- _Task description_: Every line below that mentions the word "color" should be copied out.

- _Recorded data_:
— START —

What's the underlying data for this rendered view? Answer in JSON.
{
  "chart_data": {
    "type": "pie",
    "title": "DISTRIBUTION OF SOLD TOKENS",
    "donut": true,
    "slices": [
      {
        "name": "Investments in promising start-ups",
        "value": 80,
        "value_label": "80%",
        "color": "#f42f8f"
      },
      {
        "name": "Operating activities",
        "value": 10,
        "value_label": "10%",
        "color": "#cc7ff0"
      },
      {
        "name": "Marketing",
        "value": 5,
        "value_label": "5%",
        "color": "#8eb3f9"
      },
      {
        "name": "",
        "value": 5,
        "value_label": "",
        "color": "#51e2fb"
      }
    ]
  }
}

— END —

- _Exercise response_:
        "color": "#f42f8f"
        "color": "#cc7ff0"
        "color": "#8eb3f9"
        "color": "#51e2fb"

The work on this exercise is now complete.